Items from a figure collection
+++++

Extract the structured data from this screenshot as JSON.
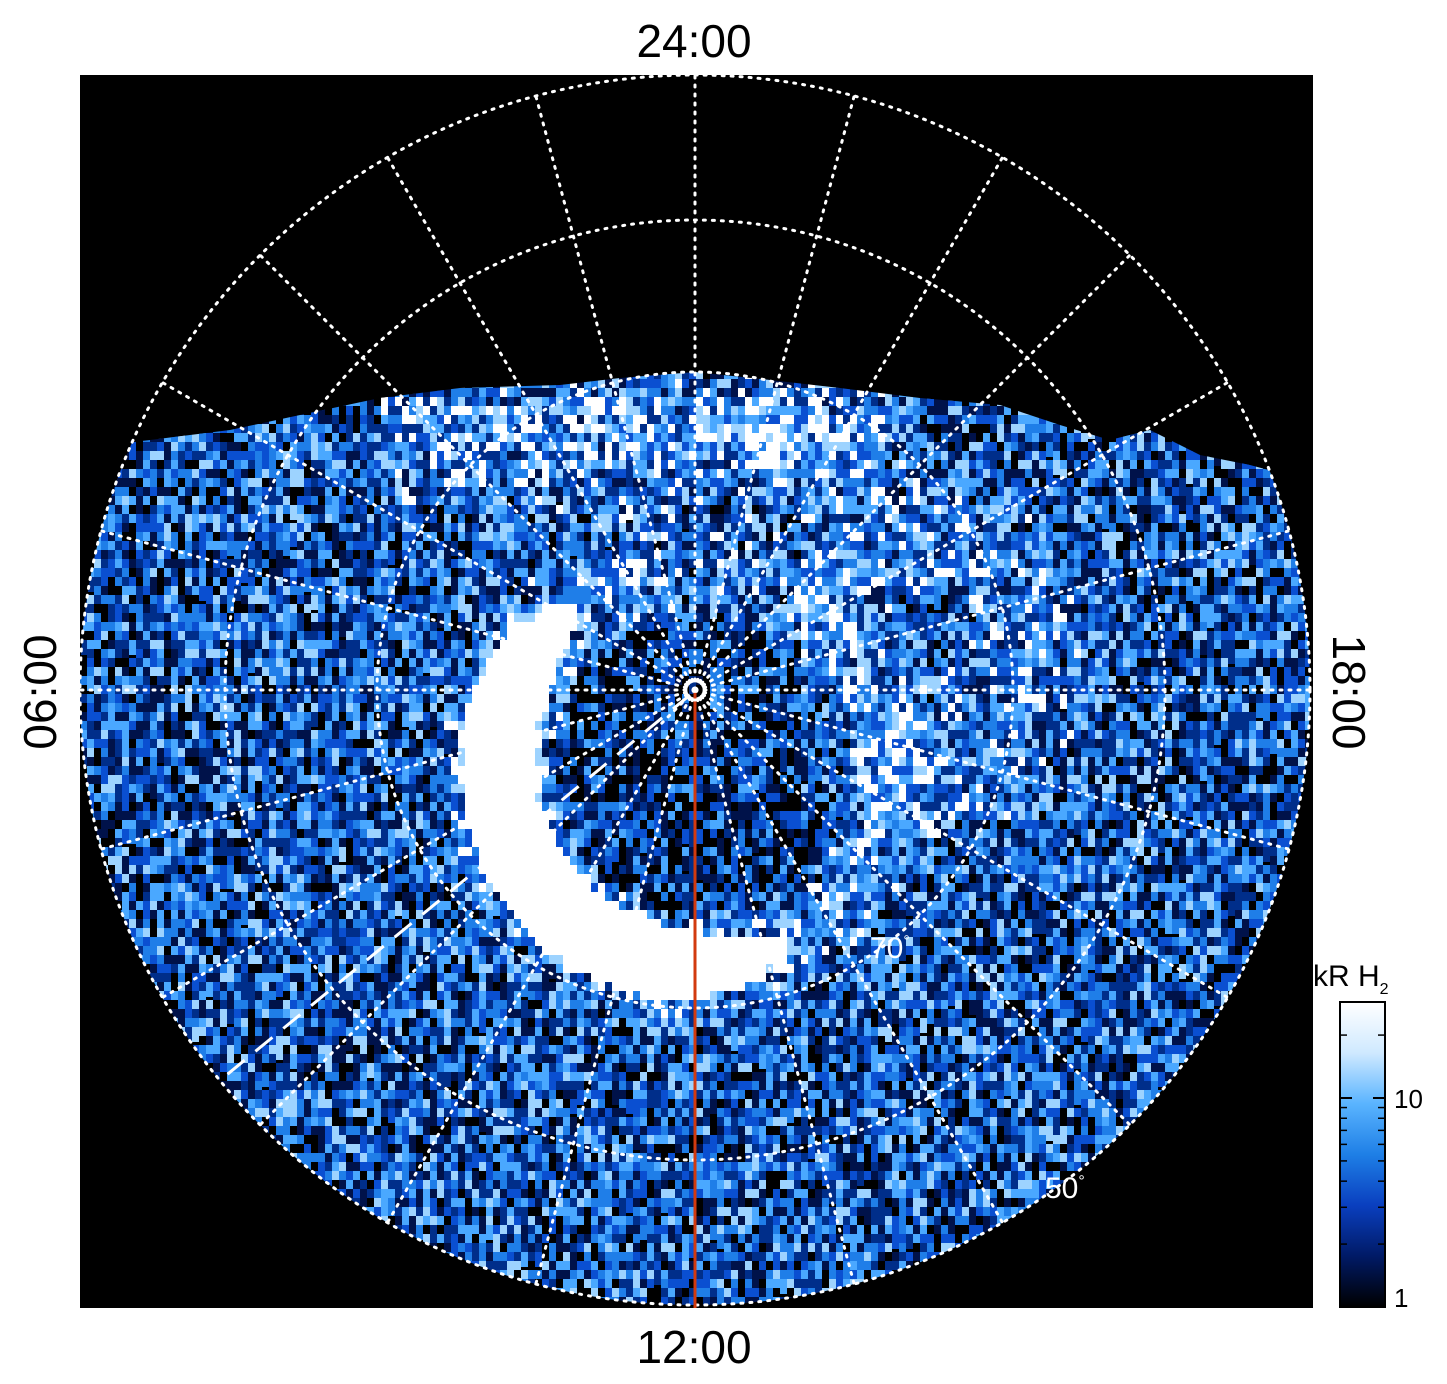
{
  "figure": {
    "lt_labels": {
      "top": "24:00",
      "bottom": "12:00",
      "left": "06:00",
      "right": "18:00"
    },
    "latitude_labels": [
      {
        "text": "70",
        "degree": "°"
      },
      {
        "text": "50",
        "degree": "°"
      }
    ],
    "colorbar": {
      "title_main": "kR H",
      "title_sub": "2",
      "ticks": [
        "10",
        "1"
      ],
      "scale": "log",
      "range": [
        1,
        30
      ],
      "colors": [
        "#000000",
        "#001a66",
        "#0a3fbf",
        "#1e7fe6",
        "#5ab4ff",
        "#cfe9ff",
        "#ffffff"
      ]
    },
    "colors": {
      "background": "#000000",
      "grid": "#ffffff",
      "meridian_line": "#d23a0f",
      "pole_marker": "#ffffff",
      "dashed_line": "#ffffff"
    }
  }
}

+++++

The answer is a single number: how many lines include the word "ffffff"?

Response to this exercise: 4